INFORMATION SHOWN:
┏━━
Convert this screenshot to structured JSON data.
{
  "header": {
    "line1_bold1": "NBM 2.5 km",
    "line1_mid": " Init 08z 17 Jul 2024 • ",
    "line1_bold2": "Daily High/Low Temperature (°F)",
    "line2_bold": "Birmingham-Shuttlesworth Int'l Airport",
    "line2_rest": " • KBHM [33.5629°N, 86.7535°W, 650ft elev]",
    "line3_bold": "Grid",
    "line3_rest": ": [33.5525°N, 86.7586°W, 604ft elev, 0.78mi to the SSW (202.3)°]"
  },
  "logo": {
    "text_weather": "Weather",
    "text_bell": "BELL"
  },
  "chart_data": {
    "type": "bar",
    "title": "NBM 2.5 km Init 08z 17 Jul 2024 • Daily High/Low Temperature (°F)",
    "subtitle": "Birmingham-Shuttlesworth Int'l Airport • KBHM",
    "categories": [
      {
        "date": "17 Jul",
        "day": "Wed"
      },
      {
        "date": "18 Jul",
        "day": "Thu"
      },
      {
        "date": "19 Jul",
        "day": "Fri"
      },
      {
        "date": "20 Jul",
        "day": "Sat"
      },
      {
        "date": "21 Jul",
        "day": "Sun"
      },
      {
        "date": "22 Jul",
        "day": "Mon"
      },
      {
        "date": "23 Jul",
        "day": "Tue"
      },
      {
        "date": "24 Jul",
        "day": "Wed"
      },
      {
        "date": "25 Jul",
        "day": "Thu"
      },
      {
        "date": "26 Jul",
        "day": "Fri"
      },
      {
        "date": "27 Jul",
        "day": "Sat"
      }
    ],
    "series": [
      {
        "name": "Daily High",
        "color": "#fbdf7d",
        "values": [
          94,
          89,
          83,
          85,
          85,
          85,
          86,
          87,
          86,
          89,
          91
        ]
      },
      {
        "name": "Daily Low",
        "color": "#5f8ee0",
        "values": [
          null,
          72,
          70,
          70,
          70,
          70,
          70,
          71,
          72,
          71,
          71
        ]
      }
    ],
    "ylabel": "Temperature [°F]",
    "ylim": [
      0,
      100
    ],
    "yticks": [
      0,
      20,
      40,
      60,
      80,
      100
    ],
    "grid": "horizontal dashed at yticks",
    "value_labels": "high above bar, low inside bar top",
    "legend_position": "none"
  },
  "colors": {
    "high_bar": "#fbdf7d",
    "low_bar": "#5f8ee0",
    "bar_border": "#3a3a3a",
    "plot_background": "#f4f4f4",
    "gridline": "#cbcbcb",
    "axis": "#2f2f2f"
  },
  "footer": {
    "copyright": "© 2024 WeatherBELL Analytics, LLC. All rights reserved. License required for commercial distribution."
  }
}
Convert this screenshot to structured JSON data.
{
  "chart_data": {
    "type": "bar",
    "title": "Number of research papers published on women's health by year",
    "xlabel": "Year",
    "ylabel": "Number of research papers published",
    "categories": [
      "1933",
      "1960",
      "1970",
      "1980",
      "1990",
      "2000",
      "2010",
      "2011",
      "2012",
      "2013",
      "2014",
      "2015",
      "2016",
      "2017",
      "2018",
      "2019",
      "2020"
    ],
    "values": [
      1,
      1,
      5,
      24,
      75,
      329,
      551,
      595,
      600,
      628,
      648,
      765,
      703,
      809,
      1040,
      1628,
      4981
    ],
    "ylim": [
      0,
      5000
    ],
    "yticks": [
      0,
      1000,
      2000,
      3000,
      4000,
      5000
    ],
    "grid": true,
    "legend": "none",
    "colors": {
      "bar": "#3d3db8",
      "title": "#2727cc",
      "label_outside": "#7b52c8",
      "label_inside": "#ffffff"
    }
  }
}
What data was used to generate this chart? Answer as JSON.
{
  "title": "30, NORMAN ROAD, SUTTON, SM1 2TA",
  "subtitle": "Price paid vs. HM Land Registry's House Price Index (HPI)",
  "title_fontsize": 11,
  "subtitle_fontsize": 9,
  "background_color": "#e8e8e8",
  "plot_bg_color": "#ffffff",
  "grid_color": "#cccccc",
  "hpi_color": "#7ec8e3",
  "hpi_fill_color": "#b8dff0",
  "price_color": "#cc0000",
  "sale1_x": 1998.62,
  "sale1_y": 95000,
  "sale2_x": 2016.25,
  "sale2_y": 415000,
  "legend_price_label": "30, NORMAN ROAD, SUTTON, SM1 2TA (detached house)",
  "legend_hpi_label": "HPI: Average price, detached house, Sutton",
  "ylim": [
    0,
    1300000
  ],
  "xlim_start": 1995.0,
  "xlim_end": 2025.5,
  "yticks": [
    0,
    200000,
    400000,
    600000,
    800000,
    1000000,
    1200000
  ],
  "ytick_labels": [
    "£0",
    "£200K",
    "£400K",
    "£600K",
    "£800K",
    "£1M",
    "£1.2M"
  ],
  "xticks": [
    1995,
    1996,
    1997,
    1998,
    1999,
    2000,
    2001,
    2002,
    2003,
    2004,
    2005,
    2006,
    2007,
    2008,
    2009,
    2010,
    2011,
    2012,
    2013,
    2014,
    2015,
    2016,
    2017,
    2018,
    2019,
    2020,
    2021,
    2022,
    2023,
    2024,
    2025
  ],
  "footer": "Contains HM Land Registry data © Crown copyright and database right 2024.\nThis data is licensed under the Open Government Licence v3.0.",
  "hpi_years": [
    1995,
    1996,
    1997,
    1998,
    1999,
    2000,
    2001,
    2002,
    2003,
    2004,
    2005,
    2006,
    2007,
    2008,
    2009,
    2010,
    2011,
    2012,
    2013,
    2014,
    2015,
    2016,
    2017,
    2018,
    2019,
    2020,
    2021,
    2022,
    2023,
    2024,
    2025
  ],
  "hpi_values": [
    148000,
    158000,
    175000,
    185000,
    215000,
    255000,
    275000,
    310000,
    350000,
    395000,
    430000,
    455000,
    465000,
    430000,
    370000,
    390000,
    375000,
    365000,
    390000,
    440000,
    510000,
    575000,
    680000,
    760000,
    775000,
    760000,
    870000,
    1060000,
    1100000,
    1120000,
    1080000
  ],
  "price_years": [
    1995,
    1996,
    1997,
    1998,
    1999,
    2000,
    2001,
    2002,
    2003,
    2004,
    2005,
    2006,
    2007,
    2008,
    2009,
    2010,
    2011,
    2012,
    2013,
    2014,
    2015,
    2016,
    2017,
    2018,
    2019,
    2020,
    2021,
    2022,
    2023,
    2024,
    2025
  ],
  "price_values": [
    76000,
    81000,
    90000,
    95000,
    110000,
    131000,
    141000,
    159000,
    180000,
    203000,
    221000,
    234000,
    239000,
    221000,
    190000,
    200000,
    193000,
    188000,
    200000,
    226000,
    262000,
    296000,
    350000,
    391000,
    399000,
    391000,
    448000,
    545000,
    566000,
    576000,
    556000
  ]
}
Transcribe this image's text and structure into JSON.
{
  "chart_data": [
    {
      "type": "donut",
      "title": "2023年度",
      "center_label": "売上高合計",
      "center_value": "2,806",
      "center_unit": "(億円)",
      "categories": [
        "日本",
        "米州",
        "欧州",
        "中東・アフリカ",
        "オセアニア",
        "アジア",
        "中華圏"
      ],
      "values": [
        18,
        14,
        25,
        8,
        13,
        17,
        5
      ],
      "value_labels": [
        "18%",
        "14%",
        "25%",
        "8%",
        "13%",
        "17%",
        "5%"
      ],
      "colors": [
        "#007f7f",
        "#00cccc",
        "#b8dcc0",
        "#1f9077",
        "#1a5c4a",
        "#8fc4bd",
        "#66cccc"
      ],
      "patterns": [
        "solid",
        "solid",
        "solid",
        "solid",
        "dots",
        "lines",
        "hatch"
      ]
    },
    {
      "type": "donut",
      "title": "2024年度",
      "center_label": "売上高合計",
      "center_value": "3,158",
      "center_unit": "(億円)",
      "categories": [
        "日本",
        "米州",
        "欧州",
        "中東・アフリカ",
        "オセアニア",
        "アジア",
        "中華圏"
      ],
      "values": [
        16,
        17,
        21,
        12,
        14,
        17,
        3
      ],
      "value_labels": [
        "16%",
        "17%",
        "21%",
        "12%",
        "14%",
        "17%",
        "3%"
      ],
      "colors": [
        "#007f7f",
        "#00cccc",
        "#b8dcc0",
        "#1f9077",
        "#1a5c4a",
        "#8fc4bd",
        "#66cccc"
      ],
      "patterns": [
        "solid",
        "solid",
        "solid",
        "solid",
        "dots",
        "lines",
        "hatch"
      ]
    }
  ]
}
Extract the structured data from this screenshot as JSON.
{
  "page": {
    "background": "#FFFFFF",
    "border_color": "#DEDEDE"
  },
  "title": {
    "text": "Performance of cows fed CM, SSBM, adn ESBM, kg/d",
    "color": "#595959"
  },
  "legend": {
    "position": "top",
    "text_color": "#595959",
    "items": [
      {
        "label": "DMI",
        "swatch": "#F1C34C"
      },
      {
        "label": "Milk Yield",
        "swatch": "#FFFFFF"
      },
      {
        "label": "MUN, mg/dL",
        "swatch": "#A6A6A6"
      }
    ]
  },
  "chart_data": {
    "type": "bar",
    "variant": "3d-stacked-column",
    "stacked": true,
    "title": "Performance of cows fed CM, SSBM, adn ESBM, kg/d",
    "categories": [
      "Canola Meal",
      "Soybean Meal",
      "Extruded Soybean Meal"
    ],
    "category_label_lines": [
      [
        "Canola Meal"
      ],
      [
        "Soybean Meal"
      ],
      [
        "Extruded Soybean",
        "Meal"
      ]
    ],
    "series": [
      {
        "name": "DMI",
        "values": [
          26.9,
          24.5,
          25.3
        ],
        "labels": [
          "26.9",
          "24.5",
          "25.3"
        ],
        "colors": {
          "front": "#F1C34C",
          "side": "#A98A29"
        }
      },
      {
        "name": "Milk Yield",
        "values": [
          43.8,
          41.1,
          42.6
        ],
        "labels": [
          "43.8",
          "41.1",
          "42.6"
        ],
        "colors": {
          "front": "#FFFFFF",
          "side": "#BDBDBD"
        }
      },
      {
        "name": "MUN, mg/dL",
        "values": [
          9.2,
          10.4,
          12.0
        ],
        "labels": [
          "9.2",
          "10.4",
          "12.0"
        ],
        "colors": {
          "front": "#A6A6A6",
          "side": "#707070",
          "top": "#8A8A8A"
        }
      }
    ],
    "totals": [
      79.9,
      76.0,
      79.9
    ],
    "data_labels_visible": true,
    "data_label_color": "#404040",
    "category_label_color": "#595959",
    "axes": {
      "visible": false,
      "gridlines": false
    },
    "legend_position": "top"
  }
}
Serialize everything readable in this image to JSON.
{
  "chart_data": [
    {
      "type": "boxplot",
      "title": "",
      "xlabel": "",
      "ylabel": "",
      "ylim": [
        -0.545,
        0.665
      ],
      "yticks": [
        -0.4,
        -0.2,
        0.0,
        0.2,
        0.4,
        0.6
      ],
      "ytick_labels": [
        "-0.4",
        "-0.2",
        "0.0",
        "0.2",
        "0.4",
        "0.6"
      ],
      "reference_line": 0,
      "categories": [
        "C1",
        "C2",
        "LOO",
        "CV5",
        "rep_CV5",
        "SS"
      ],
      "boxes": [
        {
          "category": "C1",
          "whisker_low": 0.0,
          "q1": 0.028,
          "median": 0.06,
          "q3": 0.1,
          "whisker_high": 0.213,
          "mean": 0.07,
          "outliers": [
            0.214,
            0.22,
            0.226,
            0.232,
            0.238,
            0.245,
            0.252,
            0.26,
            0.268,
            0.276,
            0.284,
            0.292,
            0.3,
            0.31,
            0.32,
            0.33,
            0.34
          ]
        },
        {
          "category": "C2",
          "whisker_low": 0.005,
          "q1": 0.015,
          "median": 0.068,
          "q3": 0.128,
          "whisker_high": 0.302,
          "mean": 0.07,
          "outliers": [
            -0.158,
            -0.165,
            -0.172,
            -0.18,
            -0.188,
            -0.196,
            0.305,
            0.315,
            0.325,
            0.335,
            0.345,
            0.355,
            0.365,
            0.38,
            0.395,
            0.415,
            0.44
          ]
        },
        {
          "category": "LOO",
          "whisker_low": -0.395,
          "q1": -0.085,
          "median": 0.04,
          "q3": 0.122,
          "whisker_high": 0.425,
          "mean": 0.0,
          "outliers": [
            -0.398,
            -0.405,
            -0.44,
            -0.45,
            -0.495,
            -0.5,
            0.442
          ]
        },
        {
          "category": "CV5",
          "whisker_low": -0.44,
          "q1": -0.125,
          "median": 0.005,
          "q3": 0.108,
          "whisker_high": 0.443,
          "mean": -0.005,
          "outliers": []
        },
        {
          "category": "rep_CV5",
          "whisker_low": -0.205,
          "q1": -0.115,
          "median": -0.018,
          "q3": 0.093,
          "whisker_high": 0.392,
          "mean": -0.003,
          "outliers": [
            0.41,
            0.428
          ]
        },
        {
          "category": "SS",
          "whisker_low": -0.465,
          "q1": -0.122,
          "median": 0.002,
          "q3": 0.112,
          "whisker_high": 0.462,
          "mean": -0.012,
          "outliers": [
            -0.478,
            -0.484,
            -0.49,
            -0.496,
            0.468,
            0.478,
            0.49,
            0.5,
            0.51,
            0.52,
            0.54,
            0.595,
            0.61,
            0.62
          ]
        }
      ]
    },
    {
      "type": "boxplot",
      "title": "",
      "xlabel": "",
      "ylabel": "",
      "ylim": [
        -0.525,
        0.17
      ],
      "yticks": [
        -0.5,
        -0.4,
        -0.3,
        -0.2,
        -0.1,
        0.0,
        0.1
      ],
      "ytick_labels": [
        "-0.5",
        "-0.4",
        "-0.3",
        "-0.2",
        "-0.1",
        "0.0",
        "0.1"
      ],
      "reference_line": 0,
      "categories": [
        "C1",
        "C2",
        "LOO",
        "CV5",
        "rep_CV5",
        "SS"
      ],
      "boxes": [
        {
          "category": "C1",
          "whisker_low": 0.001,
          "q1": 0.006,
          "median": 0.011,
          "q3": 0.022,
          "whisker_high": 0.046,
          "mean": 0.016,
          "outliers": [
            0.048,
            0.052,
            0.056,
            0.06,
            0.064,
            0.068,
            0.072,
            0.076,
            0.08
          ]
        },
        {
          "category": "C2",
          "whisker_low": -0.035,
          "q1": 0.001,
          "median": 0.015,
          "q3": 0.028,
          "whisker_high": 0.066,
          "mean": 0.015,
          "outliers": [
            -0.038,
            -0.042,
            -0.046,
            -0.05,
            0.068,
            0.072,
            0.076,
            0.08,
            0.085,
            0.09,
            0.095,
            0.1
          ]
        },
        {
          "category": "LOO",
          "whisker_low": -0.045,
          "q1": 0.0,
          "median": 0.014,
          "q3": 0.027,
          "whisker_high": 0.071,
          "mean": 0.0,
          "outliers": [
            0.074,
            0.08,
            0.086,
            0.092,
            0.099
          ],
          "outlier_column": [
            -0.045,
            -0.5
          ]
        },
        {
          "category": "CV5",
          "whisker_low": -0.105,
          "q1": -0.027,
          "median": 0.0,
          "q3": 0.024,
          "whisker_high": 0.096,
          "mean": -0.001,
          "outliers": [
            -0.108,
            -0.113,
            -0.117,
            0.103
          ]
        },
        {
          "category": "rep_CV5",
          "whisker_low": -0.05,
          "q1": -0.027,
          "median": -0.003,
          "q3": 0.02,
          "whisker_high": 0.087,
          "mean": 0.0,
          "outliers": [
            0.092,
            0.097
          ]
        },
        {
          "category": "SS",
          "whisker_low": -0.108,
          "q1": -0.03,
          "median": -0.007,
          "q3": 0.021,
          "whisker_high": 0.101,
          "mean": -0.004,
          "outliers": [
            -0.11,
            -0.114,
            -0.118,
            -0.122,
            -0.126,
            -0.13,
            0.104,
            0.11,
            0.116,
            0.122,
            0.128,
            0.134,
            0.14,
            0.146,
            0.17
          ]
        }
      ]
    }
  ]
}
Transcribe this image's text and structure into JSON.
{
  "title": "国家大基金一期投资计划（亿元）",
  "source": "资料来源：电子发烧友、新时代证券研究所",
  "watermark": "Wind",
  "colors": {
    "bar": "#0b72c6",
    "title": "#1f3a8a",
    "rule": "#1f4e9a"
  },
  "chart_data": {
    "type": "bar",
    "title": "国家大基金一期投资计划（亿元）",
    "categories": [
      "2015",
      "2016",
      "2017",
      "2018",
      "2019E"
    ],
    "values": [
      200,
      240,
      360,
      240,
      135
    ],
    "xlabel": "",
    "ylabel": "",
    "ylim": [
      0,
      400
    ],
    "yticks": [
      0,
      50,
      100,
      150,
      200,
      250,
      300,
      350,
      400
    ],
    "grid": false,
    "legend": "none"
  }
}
┗━━
WHAT THE TASK ASKS: From the data above, copy each line that has the string "Daily".

WRITTEN SOLUTION:
    "line1_bold2": "Daily High/Low Temperature (°F)",
    "title": "NBM 2.5 km Init 08z 17 Jul 2024 • Daily High/Low Temperature (°F)",
        "name": "Daily High",
        "name": "Daily Low",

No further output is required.